* Begin *
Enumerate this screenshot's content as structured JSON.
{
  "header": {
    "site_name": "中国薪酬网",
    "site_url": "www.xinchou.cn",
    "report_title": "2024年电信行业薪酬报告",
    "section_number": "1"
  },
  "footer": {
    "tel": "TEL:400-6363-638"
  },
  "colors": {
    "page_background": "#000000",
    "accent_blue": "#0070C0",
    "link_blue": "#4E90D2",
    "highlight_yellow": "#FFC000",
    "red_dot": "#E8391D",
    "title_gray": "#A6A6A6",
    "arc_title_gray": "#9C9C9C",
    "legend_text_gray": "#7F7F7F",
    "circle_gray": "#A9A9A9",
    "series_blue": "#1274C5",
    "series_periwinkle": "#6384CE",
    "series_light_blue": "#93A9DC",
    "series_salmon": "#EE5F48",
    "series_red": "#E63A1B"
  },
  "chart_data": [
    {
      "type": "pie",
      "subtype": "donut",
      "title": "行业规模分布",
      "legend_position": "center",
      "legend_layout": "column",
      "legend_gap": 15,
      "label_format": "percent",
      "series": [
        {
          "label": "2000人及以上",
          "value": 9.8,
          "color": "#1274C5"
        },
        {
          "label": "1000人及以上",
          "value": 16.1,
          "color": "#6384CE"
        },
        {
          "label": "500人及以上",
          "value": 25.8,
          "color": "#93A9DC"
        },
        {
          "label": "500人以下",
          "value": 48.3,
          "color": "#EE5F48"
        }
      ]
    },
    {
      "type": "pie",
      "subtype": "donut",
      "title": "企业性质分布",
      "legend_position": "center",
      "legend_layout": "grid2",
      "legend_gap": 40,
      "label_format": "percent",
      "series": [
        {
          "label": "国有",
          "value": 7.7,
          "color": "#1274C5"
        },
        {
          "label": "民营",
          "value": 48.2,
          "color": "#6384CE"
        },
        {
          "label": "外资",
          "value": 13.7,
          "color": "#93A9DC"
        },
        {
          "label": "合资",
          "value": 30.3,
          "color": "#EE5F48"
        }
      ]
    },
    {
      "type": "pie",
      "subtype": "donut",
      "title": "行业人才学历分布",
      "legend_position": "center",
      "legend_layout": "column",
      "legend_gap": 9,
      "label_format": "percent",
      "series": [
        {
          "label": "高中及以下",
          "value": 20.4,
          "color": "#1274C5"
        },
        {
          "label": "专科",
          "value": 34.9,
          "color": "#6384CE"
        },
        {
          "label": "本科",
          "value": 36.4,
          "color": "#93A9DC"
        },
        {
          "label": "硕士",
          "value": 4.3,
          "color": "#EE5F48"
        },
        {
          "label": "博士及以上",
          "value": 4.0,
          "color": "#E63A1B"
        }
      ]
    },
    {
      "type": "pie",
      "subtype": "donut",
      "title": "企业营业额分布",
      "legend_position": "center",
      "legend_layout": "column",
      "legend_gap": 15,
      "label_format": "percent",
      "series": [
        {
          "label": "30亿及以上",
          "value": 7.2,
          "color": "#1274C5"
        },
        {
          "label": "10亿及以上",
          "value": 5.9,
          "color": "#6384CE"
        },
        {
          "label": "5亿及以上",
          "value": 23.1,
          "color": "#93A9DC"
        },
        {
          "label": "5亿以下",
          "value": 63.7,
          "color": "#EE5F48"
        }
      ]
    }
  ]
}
* End *
WHAT THE EXERCISE ASKS:
The lines above should be duplicated exactly.

ANSWER FOR THE TASK:
Enumerate this screenshot's content as structured JSON.
{
  "header": {
    "site_name": "中国薪酬网",
    "site_url": "www.xinchou.cn",
    "report_title": "2024年电信行业薪酬报告",
    "section_number": "1"
  },
  "footer": {
    "tel": "TEL:400-6363-638"
  },
  "colors": {
    "page_background": "#000000",
    "accent_blue": "#0070C0",
    "link_blue": "#4E90D2",
    "highlight_yellow": "#FFC000",
    "red_dot": "#E8391D",
    "title_gray": "#A6A6A6",
    "arc_title_gray": "#9C9C9C",
    "legend_text_gray": "#7F7F7F",
    "circle_gray": "#A9A9A9",
    "series_blue": "#1274C5",
    "series_periwinkle": "#6384CE",
    "series_light_blue": "#93A9DC",
    "series_salmon": "#EE5F48",
    "series_red": "#E63A1B"
  },
  "chart_data": [
    {
      "type": "pie",
      "subtype": "donut",
      "title": "行业规模分布",
      "legend_position": "center",
      "legend_layout": "column",
      "legend_gap": 15,
      "label_format": "percent",
      "series": [
        {
          "label": "2000人及以上",
          "value": 9.8,
          "color": "#1274C5"
        },
        {
          "label": "1000人及以上",
          "value": 16.1,
          "color": "#6384CE"
        },
        {
          "label": "500人及以上",
          "value": 25.8,
          "color": "#93A9DC"
        },
        {
          "label": "500人以下",
          "value": 48.3,
          "color": "#EE5F48"
        }
      ]
    },
    {
      "type": "pie",
      "subtype": "donut",
      "title": "企业性质分布",
      "legend_position": "center",
      "legend_layout": "grid2",
      "legend_gap": 40,
      "label_format": "percent",
      "series": [
        {
          "label": "国有",
          "value": 7.7,
          "color": "#1274C5"
        },
        {
          "label": "民营",
          "value": 48.2,
          "color": "#6384CE"
        },
        {
          "label": "外资",
          "value": 13.7,
          "color": "#93A9DC"
        },
        {
          "label": "合资",
          "value": 30.3,
          "color": "#EE5F48"
        }
      ]
    },
    {
      "type": "pie",
      "subtype": "donut",
      "title": "行业人才学历分布",
      "legend_position": "center",
      "legend_layout": "column",
      "legend_gap": 9,
      "label_format": "percent",
      "series": [
        {
          "label": "高中及以下",
          "value": 20.4,
          "color": "#1274C5"
        },
        {
          "label": "专科",
          "value": 34.9,
          "color": "#6384CE"
        },
        {
          "label": "本科",
          "value": 36.4,
          "color": "#93A9DC"
        },
        {
          "label": "硕士",
          "value": 4.3,
          "color": "#EE5F48"
        },
        {
          "label": "博士及以上",
          "value": 4.0,
          "color": "#E63A1B"
        }
      ]
    },
    {
      "type": "pie",
      "subtype": "donut",
      "title": "企业营业额分布",
      "legend_position": "center",
      "legend_layout": "column",
      "legend_gap": 15,
      "label_format": "percent",
      "series": [
        {
          "label": "30亿及以上",
          "value": 7.2,
          "color": "#1274C5"
        },
        {
          "label": "10亿及以上",
          "value": 5.9,
          "color": "#6384CE"
        },
        {
          "label": "5亿及以上",
          "value": 23.1,
          "color": "#93A9DC"
        },
        {
          "label": "5亿以下",
          "value": 63.7,
          "color": "#EE5F48"
        }
      ]
    }
  ]
}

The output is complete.